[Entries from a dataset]
>> BEGIN
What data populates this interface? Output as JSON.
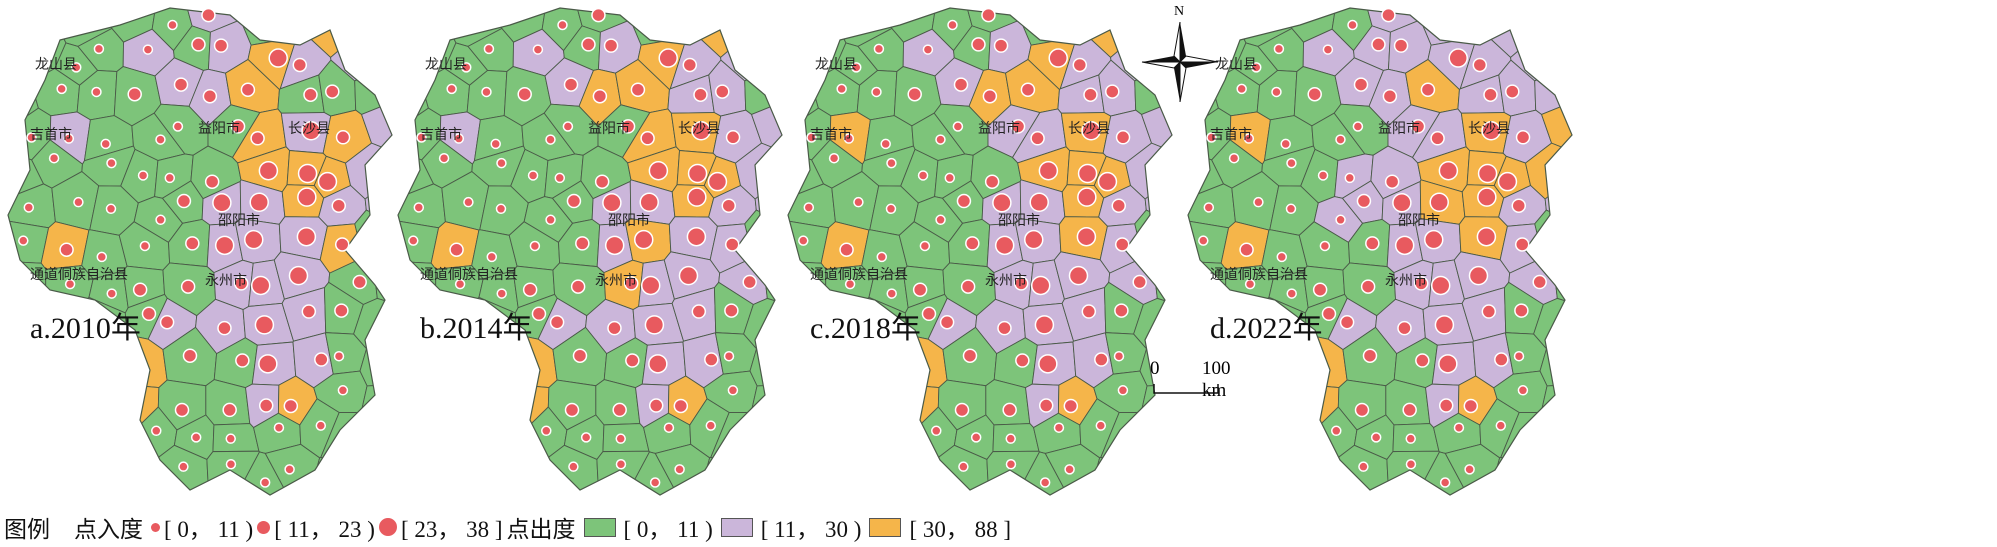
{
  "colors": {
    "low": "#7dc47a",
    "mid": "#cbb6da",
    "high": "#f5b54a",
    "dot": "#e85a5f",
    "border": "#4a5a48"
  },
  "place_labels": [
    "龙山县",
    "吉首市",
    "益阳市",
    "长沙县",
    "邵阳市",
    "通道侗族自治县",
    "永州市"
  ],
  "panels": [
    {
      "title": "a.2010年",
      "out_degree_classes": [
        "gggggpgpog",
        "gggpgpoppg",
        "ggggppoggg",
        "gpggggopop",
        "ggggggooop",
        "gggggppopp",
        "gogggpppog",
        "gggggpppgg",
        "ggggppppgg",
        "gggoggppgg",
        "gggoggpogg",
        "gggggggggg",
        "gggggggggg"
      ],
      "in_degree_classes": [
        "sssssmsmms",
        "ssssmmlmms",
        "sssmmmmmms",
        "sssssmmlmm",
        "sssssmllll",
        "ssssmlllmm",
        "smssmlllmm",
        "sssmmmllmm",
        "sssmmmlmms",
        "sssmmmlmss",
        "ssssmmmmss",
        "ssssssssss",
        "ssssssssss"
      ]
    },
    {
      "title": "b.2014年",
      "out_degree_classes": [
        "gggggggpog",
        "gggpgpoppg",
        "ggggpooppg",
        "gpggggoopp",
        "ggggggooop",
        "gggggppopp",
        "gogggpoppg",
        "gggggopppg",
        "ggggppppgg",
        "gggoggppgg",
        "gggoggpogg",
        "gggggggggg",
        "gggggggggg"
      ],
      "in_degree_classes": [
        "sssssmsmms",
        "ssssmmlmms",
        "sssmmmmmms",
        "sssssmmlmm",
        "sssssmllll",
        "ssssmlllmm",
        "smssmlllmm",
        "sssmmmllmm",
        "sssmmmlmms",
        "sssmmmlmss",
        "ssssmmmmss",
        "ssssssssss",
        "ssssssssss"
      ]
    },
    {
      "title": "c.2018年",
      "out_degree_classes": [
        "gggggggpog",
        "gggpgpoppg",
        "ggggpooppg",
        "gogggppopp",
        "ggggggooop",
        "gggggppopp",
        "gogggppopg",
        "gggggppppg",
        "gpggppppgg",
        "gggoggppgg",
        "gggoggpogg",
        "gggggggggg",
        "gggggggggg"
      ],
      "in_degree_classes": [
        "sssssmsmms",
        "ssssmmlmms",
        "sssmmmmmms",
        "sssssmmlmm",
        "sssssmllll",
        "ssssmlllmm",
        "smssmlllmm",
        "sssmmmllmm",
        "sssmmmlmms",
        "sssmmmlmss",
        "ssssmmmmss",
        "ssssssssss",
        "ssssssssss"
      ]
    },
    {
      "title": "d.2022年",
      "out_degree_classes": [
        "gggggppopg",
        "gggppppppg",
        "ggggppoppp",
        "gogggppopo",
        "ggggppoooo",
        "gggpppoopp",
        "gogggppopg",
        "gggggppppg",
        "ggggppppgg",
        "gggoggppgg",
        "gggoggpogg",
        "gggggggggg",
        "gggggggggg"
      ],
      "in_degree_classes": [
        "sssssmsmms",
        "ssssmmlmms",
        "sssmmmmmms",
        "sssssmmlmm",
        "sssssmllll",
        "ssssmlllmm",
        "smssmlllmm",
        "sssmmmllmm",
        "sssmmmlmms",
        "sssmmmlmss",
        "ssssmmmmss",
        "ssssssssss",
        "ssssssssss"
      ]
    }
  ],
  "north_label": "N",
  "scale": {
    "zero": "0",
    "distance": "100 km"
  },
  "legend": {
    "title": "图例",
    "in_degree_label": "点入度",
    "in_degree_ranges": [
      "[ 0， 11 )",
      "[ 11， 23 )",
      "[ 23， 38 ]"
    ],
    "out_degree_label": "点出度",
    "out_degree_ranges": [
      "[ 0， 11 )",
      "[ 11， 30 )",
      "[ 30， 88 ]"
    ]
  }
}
>> END
>> BEGIN
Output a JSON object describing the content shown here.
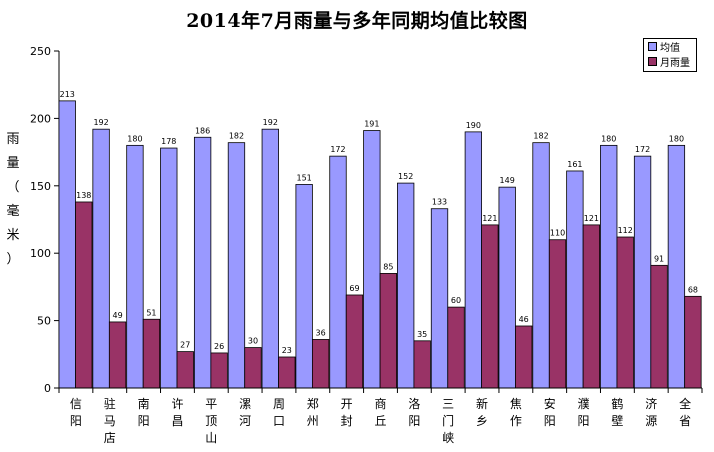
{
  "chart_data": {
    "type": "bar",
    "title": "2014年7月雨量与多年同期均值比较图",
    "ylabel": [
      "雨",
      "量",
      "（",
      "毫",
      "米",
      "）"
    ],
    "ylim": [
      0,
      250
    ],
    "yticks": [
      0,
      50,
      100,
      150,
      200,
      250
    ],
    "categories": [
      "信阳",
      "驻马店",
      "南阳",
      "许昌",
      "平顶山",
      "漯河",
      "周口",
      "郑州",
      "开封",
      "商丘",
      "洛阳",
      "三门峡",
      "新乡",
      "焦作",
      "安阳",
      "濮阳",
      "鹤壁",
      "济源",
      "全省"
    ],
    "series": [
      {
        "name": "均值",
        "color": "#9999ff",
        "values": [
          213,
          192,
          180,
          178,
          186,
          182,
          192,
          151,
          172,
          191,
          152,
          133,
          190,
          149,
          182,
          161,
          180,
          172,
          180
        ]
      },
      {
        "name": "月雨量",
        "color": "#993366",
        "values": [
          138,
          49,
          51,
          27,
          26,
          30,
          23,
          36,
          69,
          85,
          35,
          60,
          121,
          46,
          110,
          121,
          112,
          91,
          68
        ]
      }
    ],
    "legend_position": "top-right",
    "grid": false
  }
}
>> END
Show each line of the listing that holds the string "Output".

What data populates this interface? Output as JSON.
Output a JSON object describing the content shown here.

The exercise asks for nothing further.